Task description.
Begin with the line containing "Serialize everything readable" and copy each line exactly through the last line of the entries, inclusive.

Records provided.
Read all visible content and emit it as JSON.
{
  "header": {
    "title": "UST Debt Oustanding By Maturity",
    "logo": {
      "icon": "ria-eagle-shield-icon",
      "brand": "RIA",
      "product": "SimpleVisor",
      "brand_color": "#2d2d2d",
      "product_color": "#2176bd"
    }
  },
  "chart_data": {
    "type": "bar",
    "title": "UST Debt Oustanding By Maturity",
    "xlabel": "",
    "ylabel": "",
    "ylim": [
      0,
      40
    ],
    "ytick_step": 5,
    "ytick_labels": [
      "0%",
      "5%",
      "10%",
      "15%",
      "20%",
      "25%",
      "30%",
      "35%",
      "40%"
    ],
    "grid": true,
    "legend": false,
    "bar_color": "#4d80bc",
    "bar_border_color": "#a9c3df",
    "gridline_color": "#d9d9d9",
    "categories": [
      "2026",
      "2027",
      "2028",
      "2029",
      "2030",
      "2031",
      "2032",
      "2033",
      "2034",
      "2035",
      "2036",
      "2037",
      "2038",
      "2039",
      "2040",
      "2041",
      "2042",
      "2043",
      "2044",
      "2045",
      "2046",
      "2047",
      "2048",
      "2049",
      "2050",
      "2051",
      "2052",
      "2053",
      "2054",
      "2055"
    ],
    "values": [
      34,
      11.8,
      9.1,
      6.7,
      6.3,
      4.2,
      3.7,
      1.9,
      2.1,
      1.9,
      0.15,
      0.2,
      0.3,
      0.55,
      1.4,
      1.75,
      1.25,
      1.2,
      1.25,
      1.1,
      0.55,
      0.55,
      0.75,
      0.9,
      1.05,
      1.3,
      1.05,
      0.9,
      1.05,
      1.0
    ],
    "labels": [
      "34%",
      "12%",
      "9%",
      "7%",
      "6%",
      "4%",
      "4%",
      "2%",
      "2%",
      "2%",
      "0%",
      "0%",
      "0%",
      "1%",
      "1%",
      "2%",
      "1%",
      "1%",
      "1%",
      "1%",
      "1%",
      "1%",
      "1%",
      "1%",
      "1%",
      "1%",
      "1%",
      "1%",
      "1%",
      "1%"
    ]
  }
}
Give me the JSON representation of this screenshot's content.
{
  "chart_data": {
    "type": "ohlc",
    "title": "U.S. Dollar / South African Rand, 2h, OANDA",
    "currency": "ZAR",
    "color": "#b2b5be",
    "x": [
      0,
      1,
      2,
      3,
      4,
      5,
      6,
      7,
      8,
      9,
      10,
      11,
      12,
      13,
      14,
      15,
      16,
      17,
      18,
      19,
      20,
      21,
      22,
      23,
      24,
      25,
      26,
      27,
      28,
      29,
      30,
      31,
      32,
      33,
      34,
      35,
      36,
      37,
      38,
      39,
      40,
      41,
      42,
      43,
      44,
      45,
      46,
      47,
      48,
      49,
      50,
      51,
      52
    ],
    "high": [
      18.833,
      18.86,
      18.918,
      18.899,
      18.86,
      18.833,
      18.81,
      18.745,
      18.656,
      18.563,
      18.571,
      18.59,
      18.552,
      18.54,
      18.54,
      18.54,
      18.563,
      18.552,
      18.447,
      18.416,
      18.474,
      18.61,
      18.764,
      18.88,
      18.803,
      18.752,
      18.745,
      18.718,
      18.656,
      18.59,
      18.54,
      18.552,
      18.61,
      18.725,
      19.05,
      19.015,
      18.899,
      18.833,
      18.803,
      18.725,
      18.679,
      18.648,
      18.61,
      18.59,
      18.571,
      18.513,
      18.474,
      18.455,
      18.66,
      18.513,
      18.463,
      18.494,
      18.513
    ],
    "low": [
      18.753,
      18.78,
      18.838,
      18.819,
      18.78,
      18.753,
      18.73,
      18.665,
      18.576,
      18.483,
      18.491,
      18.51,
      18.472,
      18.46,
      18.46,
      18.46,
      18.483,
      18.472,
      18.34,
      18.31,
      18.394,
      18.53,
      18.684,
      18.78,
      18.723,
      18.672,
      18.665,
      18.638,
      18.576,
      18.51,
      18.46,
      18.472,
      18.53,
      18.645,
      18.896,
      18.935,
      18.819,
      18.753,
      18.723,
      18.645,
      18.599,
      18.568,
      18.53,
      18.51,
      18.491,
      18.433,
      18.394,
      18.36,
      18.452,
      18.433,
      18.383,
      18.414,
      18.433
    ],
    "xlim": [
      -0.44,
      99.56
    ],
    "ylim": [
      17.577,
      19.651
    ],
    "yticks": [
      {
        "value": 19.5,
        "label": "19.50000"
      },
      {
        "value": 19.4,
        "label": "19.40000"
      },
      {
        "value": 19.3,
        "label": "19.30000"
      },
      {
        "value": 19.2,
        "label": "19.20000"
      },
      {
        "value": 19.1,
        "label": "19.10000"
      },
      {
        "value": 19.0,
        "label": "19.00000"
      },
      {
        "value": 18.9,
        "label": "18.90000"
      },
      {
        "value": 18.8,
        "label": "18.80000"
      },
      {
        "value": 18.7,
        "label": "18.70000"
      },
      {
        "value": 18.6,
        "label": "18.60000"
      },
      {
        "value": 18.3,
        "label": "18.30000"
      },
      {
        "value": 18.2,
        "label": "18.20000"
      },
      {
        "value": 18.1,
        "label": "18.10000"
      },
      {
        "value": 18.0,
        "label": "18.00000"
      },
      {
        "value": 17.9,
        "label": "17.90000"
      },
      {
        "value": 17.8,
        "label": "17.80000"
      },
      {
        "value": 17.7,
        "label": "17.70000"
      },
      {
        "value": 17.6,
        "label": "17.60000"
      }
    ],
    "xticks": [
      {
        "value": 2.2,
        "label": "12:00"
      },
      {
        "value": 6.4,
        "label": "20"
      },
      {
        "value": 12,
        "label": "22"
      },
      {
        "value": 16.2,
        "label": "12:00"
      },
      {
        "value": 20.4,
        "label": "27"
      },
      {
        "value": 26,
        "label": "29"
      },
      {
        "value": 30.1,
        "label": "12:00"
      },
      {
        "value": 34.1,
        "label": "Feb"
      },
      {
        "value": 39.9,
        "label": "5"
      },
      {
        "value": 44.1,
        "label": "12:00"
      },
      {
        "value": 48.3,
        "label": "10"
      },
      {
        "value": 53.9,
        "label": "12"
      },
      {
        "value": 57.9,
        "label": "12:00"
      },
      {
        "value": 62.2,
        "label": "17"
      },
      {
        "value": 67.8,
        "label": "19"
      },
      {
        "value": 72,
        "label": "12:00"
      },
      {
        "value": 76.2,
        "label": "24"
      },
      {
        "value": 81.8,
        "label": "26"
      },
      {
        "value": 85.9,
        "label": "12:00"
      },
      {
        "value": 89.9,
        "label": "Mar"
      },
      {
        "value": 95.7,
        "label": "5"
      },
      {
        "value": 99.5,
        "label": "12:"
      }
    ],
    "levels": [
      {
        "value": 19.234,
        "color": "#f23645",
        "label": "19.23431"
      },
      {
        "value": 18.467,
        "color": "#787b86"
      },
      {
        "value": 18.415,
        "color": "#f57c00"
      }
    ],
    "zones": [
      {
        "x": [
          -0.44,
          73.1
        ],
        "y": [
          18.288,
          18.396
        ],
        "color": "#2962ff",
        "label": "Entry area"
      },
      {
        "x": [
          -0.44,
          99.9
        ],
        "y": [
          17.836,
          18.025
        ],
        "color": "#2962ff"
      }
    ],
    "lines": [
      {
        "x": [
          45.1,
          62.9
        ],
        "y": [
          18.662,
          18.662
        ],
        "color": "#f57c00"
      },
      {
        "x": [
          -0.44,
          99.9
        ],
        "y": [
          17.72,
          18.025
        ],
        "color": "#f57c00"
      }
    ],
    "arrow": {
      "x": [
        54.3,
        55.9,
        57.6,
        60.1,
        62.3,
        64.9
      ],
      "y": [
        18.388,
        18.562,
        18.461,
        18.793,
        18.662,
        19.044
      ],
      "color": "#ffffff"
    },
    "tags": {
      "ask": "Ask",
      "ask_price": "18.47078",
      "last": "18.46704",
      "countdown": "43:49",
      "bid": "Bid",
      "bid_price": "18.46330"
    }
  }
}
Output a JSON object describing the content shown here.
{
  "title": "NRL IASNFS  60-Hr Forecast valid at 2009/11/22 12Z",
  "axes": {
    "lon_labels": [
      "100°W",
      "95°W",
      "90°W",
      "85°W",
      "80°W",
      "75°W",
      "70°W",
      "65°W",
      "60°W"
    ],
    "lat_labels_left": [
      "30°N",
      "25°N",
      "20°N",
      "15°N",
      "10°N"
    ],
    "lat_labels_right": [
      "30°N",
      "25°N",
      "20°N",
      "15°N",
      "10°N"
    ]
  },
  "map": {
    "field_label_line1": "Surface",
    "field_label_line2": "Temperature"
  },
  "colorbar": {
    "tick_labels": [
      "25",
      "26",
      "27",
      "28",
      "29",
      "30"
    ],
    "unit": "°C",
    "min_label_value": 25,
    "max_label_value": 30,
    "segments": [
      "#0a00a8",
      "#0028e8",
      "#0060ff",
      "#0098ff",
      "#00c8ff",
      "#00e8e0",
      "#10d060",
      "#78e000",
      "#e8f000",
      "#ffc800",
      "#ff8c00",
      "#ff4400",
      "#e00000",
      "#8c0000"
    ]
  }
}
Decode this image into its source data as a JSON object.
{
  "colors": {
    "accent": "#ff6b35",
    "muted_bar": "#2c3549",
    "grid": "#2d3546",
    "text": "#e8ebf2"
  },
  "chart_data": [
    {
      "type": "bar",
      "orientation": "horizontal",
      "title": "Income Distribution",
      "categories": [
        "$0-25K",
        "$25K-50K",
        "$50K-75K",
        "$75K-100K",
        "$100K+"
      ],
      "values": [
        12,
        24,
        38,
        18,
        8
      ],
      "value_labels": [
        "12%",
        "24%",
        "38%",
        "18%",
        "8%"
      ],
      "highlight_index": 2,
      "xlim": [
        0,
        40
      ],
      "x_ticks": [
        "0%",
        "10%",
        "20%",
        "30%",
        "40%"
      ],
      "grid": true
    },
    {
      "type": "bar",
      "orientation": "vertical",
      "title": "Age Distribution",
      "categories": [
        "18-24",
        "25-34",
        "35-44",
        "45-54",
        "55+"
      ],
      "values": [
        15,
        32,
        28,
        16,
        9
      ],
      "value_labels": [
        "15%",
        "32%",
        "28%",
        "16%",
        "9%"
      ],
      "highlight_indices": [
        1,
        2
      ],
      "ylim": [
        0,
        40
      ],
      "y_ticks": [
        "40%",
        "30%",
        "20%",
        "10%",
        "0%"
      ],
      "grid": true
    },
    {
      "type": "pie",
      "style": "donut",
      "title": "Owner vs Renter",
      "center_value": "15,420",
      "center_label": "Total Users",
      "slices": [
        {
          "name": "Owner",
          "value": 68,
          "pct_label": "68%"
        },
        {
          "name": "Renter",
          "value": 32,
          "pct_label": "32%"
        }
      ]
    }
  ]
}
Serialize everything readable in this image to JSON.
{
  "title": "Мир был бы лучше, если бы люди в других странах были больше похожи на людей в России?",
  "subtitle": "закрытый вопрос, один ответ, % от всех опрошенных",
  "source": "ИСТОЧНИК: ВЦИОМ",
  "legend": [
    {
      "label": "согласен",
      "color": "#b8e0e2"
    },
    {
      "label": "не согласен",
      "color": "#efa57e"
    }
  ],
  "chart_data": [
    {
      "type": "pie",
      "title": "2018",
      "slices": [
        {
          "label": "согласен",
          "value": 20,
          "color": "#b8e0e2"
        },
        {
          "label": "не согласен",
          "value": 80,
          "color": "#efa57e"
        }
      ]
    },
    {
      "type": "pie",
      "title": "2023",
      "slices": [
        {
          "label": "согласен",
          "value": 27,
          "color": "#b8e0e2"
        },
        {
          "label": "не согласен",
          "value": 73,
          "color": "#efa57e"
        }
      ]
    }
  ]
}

Solution.
Serialize everything readable in this image to JSON.
{
  "title": "Мир был бы лучше, если бы люди в других странах были больше похожи на людей в России?",
  "subtitle": "закрытый вопрос, один ответ, % от всех опрошенных",
  "source": "ИСТОЧНИК: ВЦИОМ",
  "legend": [
    {
      "label": "согласен",
      "color": "#b8e0e2"
    },
    {
      "label": "не согласен",
      "color": "#efa57e"
    }
  ],
  "chart_data": [
    {
      "type": "pie",
      "title": "2018",
      "slices": [
        {
          "label": "согласен",
          "value": 20,
          "color": "#b8e0e2"
        },
        {
          "label": "не согласен",
          "value": 80,
          "color": "#efa57e"
        }
      ]
    },
    {
      "type": "pie",
      "title": "2023",
      "slices": [
        {
          "label": "согласен",
          "value": 27,
          "color": "#b8e0e2"
        },
        {
          "label": "не согласен",
          "value": 73,
          "color": "#efa57e"
        }
      ]
    }
  ]
}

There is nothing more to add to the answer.